== Provided data ==

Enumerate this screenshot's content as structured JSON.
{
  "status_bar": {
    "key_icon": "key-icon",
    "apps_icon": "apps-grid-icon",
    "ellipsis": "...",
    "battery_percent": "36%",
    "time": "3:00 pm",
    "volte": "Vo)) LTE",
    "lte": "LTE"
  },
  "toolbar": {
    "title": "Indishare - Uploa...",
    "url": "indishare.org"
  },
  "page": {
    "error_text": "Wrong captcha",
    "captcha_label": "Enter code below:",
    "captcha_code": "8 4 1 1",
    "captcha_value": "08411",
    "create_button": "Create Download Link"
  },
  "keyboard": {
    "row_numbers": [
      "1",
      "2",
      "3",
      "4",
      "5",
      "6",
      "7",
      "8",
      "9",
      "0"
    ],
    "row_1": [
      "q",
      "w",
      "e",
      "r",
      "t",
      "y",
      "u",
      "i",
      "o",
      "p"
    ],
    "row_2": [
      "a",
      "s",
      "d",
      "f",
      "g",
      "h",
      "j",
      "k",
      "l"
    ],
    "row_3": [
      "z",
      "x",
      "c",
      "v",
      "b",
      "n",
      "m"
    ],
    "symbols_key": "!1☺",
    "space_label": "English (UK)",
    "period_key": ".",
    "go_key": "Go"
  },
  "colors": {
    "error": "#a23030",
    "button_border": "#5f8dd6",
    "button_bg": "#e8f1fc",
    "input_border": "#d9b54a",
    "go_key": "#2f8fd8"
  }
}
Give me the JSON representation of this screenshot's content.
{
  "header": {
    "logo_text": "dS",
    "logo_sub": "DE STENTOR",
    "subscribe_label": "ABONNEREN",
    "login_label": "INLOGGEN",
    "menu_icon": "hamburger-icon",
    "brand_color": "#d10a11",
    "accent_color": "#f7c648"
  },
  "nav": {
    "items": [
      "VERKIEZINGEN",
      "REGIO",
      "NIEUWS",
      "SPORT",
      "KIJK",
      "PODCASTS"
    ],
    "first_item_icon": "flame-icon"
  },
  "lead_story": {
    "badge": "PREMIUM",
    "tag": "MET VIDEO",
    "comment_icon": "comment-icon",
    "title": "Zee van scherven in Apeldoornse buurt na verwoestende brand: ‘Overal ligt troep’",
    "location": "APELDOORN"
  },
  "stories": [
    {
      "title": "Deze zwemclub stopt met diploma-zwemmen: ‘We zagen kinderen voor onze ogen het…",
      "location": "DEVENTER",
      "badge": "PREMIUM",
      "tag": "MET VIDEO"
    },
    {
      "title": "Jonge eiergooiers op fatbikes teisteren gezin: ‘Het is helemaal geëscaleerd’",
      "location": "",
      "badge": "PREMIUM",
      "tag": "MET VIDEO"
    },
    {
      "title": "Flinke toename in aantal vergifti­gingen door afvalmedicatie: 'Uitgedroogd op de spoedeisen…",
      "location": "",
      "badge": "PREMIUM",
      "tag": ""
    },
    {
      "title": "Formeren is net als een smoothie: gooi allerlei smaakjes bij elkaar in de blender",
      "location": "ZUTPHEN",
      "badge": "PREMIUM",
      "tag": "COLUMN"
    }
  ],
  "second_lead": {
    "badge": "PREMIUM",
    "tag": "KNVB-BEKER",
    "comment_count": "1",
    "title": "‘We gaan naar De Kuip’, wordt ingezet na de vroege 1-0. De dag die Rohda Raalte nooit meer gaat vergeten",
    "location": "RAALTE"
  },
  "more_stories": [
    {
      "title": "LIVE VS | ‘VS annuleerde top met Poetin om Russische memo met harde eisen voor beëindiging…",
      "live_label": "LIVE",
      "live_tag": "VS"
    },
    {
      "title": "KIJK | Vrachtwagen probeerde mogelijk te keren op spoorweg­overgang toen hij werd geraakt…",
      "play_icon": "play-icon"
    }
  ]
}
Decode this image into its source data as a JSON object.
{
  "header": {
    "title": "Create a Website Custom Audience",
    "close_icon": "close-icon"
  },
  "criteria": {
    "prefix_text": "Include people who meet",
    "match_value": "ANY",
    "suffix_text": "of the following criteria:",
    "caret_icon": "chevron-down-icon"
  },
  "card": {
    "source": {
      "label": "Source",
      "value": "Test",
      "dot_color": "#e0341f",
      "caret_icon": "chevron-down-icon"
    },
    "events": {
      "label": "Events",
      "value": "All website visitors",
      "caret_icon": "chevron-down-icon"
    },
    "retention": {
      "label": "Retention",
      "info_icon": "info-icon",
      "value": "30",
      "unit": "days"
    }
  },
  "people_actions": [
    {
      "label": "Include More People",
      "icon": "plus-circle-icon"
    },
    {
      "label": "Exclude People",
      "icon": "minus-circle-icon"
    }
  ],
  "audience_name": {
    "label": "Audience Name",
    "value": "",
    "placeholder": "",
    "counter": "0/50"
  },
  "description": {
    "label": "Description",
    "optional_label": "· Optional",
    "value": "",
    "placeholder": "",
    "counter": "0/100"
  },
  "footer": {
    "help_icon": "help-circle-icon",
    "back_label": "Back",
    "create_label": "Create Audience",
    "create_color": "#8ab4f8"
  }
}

== Description of the task ==
Transcribe the whole listing with nothing added or left out.

== Exercise solution ==
Enumerate this screenshot's content as structured JSON.
{
  "status_bar": {
    "key_icon": "key-icon",
    "apps_icon": "apps-grid-icon",
    "ellipsis": "...",
    "battery_percent": "36%",
    "time": "3:00 pm",
    "volte": "Vo)) LTE",
    "lte": "LTE"
  },
  "toolbar": {
    "title": "Indishare - Uploa...",
    "url": "indishare.org"
  },
  "page": {
    "error_text": "Wrong captcha",
    "captcha_label": "Enter code below:",
    "captcha_code": "8 4 1 1",
    "captcha_value": "08411",
    "create_button": "Create Download Link"
  },
  "keyboard": {
    "row_numbers": [
      "1",
      "2",
      "3",
      "4",
      "5",
      "6",
      "7",
      "8",
      "9",
      "0"
    ],
    "row_1": [
      "q",
      "w",
      "e",
      "r",
      "t",
      "y",
      "u",
      "i",
      "o",
      "p"
    ],
    "row_2": [
      "a",
      "s",
      "d",
      "f",
      "g",
      "h",
      "j",
      "k",
      "l"
    ],
    "row_3": [
      "z",
      "x",
      "c",
      "v",
      "b",
      "n",
      "m"
    ],
    "symbols_key": "!1☺",
    "space_label": "English (UK)",
    "period_key": ".",
    "go_key": "Go"
  },
  "colors": {
    "error": "#a23030",
    "button_border": "#5f8dd6",
    "button_bg": "#e8f1fc",
    "input_border": "#d9b54a",
    "go_key": "#2f8fd8"
  }
}
Give me the JSON representation of this screenshot's content.
{
  "header": {
    "logo_text": "dS",
    "logo_sub": "DE STENTOR",
    "subscribe_label": "ABONNEREN",
    "login_label": "INLOGGEN",
    "menu_icon": "hamburger-icon",
    "brand_color": "#d10a11",
    "accent_color": "#f7c648"
  },
  "nav": {
    "items": [
      "VERKIEZINGEN",
      "REGIO",
      "NIEUWS",
      "SPORT",
      "KIJK",
      "PODCASTS"
    ],
    "first_item_icon": "flame-icon"
  },
  "lead_story": {
    "badge": "PREMIUM",
    "tag": "MET VIDEO",
    "comment_icon": "comment-icon",
    "title": "Zee van scherven in Apeldoornse buurt na verwoestende brand: ‘Overal ligt troep’",
    "location": "APELDOORN"
  },
  "stories": [
    {
      "title": "Deze zwemclub stopt met diploma-zwemmen: ‘We zagen kinderen voor onze ogen het…",
      "location": "DEVENTER",
      "badge": "PREMIUM",
      "tag": "MET VIDEO"
    },
    {
      "title": "Jonge eiergooiers op fatbikes teisteren gezin: ‘Het is helemaal geëscaleerd’",
      "location": "",
      "badge": "PREMIUM",
      "tag": "MET VIDEO"
    },
    {
      "title": "Flinke toename in aantal vergifti­gingen door afvalmedicatie: 'Uitgedroogd op de spoedeisen…",
      "location": "",
      "badge": "PREMIUM",
      "tag": ""
    },
    {
      "title": "Formeren is net als een smoothie: gooi allerlei smaakjes bij elkaar in de blender",
      "location": "ZUTPHEN",
      "badge": "PREMIUM",
      "tag": "COLUMN"
    }
  ],
  "second_lead": {
    "badge": "PREMIUM",
    "tag": "KNVB-BEKER",
    "comment_count": "1",
    "title": "‘We gaan naar De Kuip’, wordt ingezet na de vroege 1-0. De dag die Rohda Raalte nooit meer gaat vergeten",
    "location": "RAALTE"
  },
  "more_stories": [
    {
      "title": "LIVE VS | ‘VS annuleerde top met Poetin om Russische memo met harde eisen voor beëindiging…",
      "live_label": "LIVE",
      "live_tag": "VS"
    },
    {
      "title": "KIJK | Vrachtwagen probeerde mogelijk te keren op spoorweg­overgang toen hij werd geraakt…",
      "play_icon": "play-icon"
    }
  ]
}
Decode this image into its source data as a JSON object.
{
  "header": {
    "title": "Create a Website Custom Audience",
    "close_icon": "close-icon"
  },
  "criteria": {
    "prefix_text": "Include people who meet",
    "match_value": "ANY",
    "suffix_text": "of the following criteria:",
    "caret_icon": "chevron-down-icon"
  },
  "card": {
    "source": {
      "label": "Source",
      "value": "Test",
      "dot_color": "#e0341f",
      "caret_icon": "chevron-down-icon"
    },
    "events": {
      "label": "Events",
      "value": "All website visitors",
      "caret_icon": "chevron-down-icon"
    },
    "retention": {
      "label": "Retention",
      "info_icon": "info-icon",
      "value": "30",
      "unit": "days"
    }
  },
  "people_actions": [
    {
      "label": "Include More People",
      "icon": "plus-circle-icon"
    },
    {
      "label": "Exclude People",
      "icon": "minus-circle-icon"
    }
  ],
  "audience_name": {
    "label": "Audience Name",
    "value": "",
    "placeholder": "",
    "counter": "0/50"
  },
  "description": {
    "label": "Description",
    "optional_label": "· Optional",
    "value": "",
    "placeholder": "",
    "counter": "0/100"
  },
  "footer": {
    "help_icon": "help-circle-icon",
    "back_label": "Back",
    "create_label": "Create Audience",
    "create_color": "#8ab4f8"
  }
}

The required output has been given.